REQUIREMENTS>
Locate all lines with the word "name" and copy them out.

Data tied to figure images:
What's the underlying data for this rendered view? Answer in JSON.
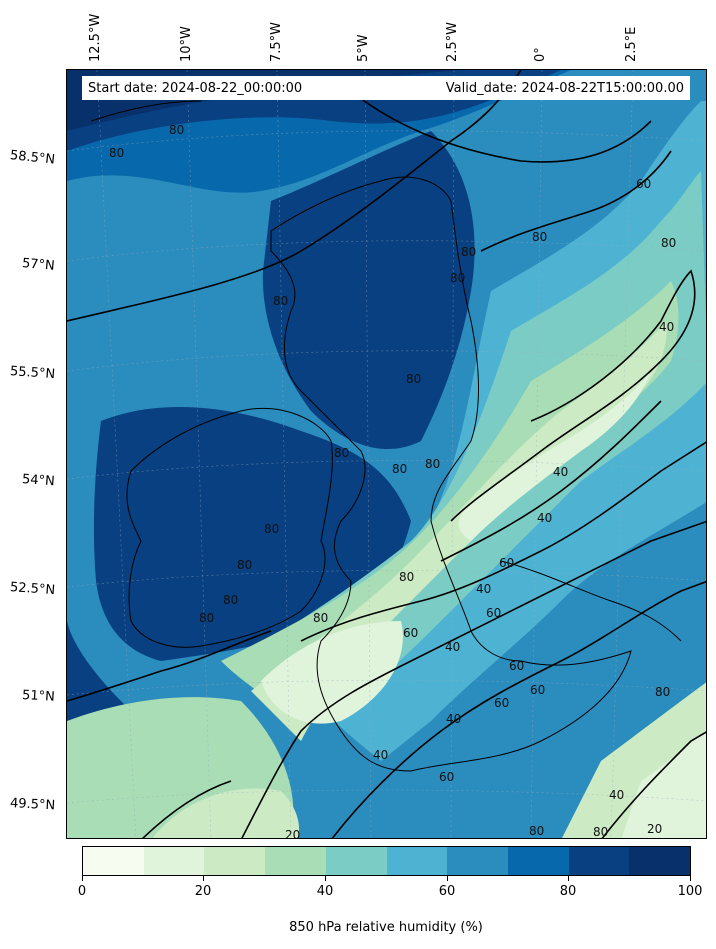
{
  "header": {
    "start_date": "Start date: 2024-08-22_00:00:00",
    "valid_date": "Valid_date: 2024-08-22T15:00:00.00"
  },
  "longitude_labels": [
    "12.5°W",
    "10°W",
    "7.5°W",
    "5°W",
    "2.5°W",
    "0°",
    "2.5°E"
  ],
  "latitude_labels": [
    "58.5°N",
    "57°N",
    "55.5°N",
    "54°N",
    "52.5°N",
    "51°N",
    "49.5°N"
  ],
  "contour_labels": [
    "80",
    "80",
    "80",
    "80",
    "80",
    "80",
    "80",
    "80",
    "80",
    "80",
    "80",
    "80",
    "80",
    "80",
    "60",
    "80",
    "40",
    "40",
    "40",
    "60",
    "60",
    "80",
    "80",
    "60",
    "40",
    "60",
    "60",
    "40",
    "60",
    "40",
    "40",
    "60",
    "40",
    "20",
    "20",
    "80",
    "80",
    "80"
  ],
  "colorbar": {
    "title": "850 hPa relative humidity (%)",
    "tick_labels": [
      "0",
      "20",
      "40",
      "60",
      "80",
      "100"
    ],
    "colors": [
      "#f7fcf0",
      "#e0f3db",
      "#ccebc5",
      "#a8ddb5",
      "#7bccc4",
      "#4eb3d3",
      "#2b8cbe",
      "#0868ac",
      "#084081",
      "#08306b"
    ]
  }
}
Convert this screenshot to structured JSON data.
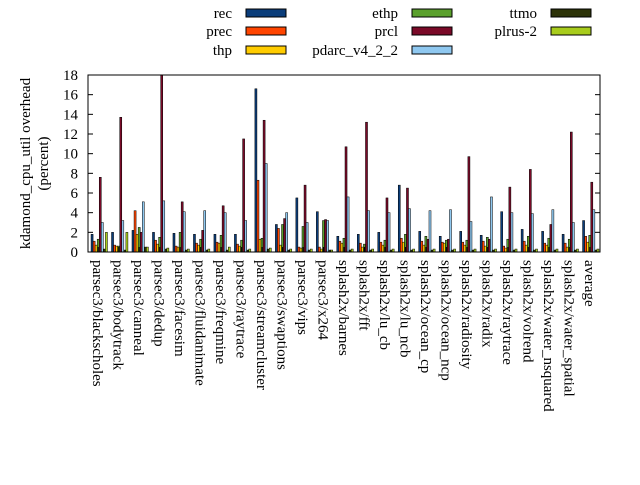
{
  "chart_data": {
    "type": "bar",
    "ylabel": "kdamond_cpu_util overhead (percent)",
    "ylabel_lines": [
      "kdamond_cpu_util overhead",
      "(percent)"
    ],
    "ylim": [
      0,
      18
    ],
    "yticks": [
      0,
      2,
      4,
      6,
      8,
      10,
      12,
      14,
      16,
      18
    ],
    "grid": false,
    "legend_position": "top",
    "categories": [
      "parsec3/blackscholes",
      "parsec3/bodytrack",
      "parsec3/canneal",
      "parsec3/dedup",
      "parsec3/facesim",
      "parsec3/fluidanimate",
      "parsec3/freqmine",
      "parsec3/raytrace",
      "parsec3/streamcluster",
      "parsec3/swaptions",
      "parsec3/vips",
      "parsec3/x264",
      "splash2x/barnes",
      "splash2x/fft",
      "splash2x/lu_cb",
      "splash2x/lu_ncb",
      "splash2x/ocean_cp",
      "splash2x/ocean_ncp",
      "splash2x/radiosity",
      "splash2x/radix",
      "splash2x/raytrace",
      "splash2x/volrend",
      "splash2x/water_nsquared",
      "splash2x/water_spatial",
      "average"
    ],
    "series": [
      {
        "name": "rec",
        "color": "#0b3d7a",
        "values": [
          1.8,
          2.0,
          2.2,
          2.0,
          1.9,
          1.8,
          1.8,
          1.8,
          16.6,
          2.8,
          5.5,
          4.1,
          1.6,
          1.8,
          2.0,
          6.8,
          2.1,
          1.6,
          2.1,
          1.7,
          4.1,
          2.3,
          2.1,
          1.8,
          3.2
        ]
      },
      {
        "name": "prec",
        "color": "#ff4500",
        "values": [
          1.1,
          0.7,
          4.2,
          1.2,
          0.6,
          0.9,
          1.0,
          0.8,
          7.3,
          2.4,
          0.5,
          0.5,
          1.1,
          0.9,
          1.0,
          1.4,
          1.1,
          1.0,
          1.0,
          1.1,
          0.6,
          1.1,
          0.9,
          0.9,
          1.6
        ]
      },
      {
        "name": "thp",
        "color": "#ffcc00",
        "values": [
          0.7,
          0.6,
          1.8,
          0.8,
          0.5,
          0.7,
          0.9,
          0.6,
          1.3,
          0.7,
          0.4,
          0.3,
          0.9,
          0.5,
          0.7,
          1.0,
          0.7,
          0.9,
          0.7,
          0.6,
          0.4,
          0.7,
          0.7,
          0.5,
          1.0
        ]
      },
      {
        "name": "ethp",
        "color": "#5aa02c",
        "values": [
          1.3,
          0.6,
          2.5,
          1.5,
          2.0,
          1.3,
          1.7,
          1.2,
          1.4,
          2.8,
          2.6,
          3.2,
          1.4,
          0.8,
          1.2,
          1.8,
          1.6,
          1.2,
          1.2,
          1.5,
          1.3,
          1.6,
          1.4,
          1.3,
          1.7
        ]
      },
      {
        "name": "prcl",
        "color": "#7a0a28",
        "values": [
          7.6,
          13.7,
          2.0,
          18.0,
          5.1,
          2.2,
          4.7,
          11.5,
          13.4,
          3.4,
          6.8,
          3.3,
          10.7,
          13.2,
          5.5,
          6.5,
          1.3,
          1.3,
          9.7,
          1.3,
          6.6,
          8.4,
          2.8,
          12.2,
          7.1
        ]
      },
      {
        "name": "pdarc_v4_2_2",
        "color": "#8fc8f0",
        "values": [
          3.0,
          3.2,
          5.1,
          5.2,
          4.1,
          4.2,
          4.0,
          3.2,
          9.0,
          4.0,
          3.0,
          3.2,
          5.6,
          4.2,
          4.0,
          4.4,
          4.2,
          4.3,
          3.1,
          5.6,
          4.0,
          3.9,
          4.3,
          3.0,
          4.3
        ]
      },
      {
        "name": "ttmo",
        "color": "#2d3308",
        "values": [
          0.3,
          0.2,
          0.5,
          0.3,
          0.2,
          0.2,
          0.2,
          0.2,
          0.3,
          0.2,
          0.2,
          0.2,
          0.2,
          0.2,
          0.2,
          0.2,
          0.2,
          0.2,
          0.2,
          0.2,
          0.2,
          0.2,
          0.2,
          0.2,
          0.2
        ]
      },
      {
        "name": "plrus-2",
        "color": "#a8cc1c",
        "values": [
          2.0,
          2.0,
          0.5,
          0.4,
          0.3,
          0.3,
          0.5,
          0.3,
          0.4,
          0.3,
          0.3,
          0.2,
          0.3,
          0.3,
          0.3,
          0.3,
          0.3,
          0.3,
          0.3,
          0.3,
          0.3,
          0.3,
          0.3,
          0.3,
          0.3
        ]
      }
    ]
  }
}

SOLUTION FOR THIS PROBLEM>
        "name": "rec",
        "name": "prec",
        "name": "thp",
        "name": "ethp",
        "name": "prcl",
        "name": "pdarc_v4_2_2",
        "name": "ttmo",
        "name": "plrus-2",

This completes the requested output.